Written task
Tally the lines holding the string "Zündung" and reply with that number alone.

[Dataset entries]
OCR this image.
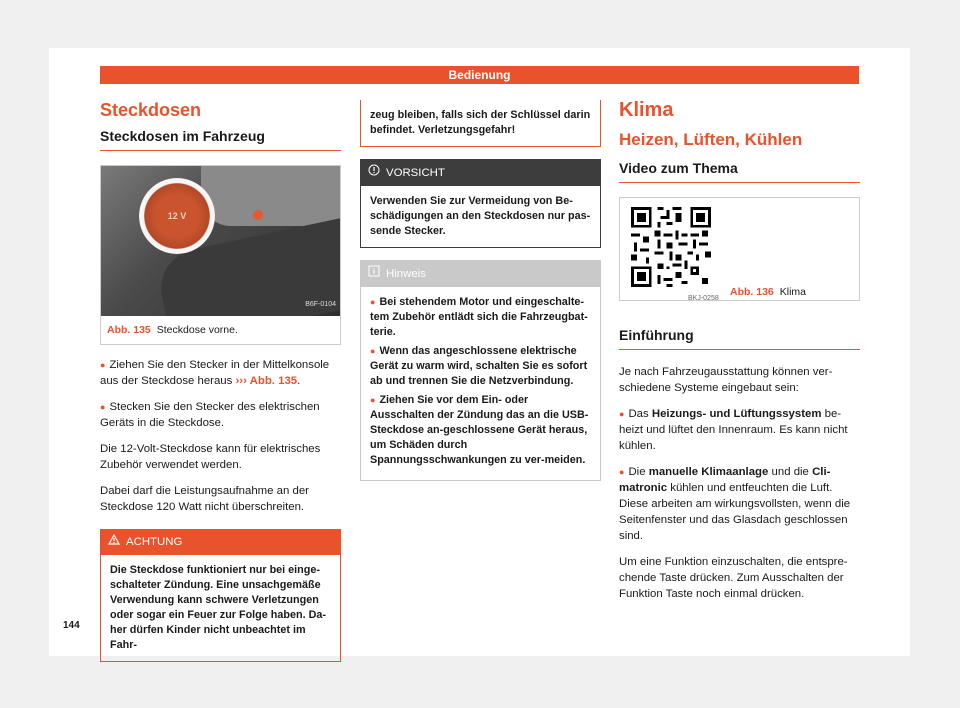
Bedienung
Steckdosen
Steckdosen im Fahrzeug
12 V
B6F-0104
Abb. 135 Steckdose vorne.

● Ziehen Sie den Stecker in der Mittelkonsole aus der Steckdose heraus ››› Abb. 135.

● Stecken Sie den Stecker des elektrischen Geräts in die Steckdose.

Die 12-Volt-Steckdose kann für elektrisches Zubehör verwendet werden.

Dabei darf die Leistungsaufnahme an der Steckdose 120 Watt nicht überschreiten.

ACHTUNG
Die Steckdose funktioniert nur bei einge-schalteter Zündung. Eine unsachgemäße Verwendung kann schwere Verletzungen oder sogar ein Feuer zur Folge haben. Da-her dürfen Kinder nicht unbeachtet im Fahr-
zeug bleiben, falls sich der Schlüssel darin befindet. Verletzungsgefahr!
VORSICHT
Verwenden Sie zur Vermeidung von Be-schädigungen an den Steckdosen nur pas-sende Stecker.
Hinweis

● Bei stehendem Motor und eingeschalte-tem Zubehör entlädt sich die Fahrzeugbat-terie.

● Wenn das angeschlossene elektrische Gerät zu warm wird, schalten Sie es sofort ab und trennen Sie die Netzverbindung.

● Ziehen Sie vor dem Ein- oder Ausschalten der Zündung das an die USB-Steckdose an-geschlossene Gerät heraus, um Schäden durch Spannungsschwankungen zu ver-meiden.

Klima
Heizen, Lüften, Kühlen
Video zum Thema
BKJ-0258
Abb. 136 Klima
Einführung

Je nach Fahrzeugausstattung können ver-schiedene Systeme eingebaut sein:

● Das Heizungs- und Lüftungssystem be-heizt und lüftet den Innenraum. Es kann nicht kühlen.

● Die manuelle Klimaanlage und die Cli-matronic kühlen und entfeuchten die Luft. Diese arbeiten am wirkungsvollsten, wenn die Seitenfenster und das Glasdach geschlossen sind.

Um eine Funktion einzuschalten, die entspre-chende Taste drücken. Zum Ausschalten der Funktion Taste noch einmal drücken.

144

Exercise response
2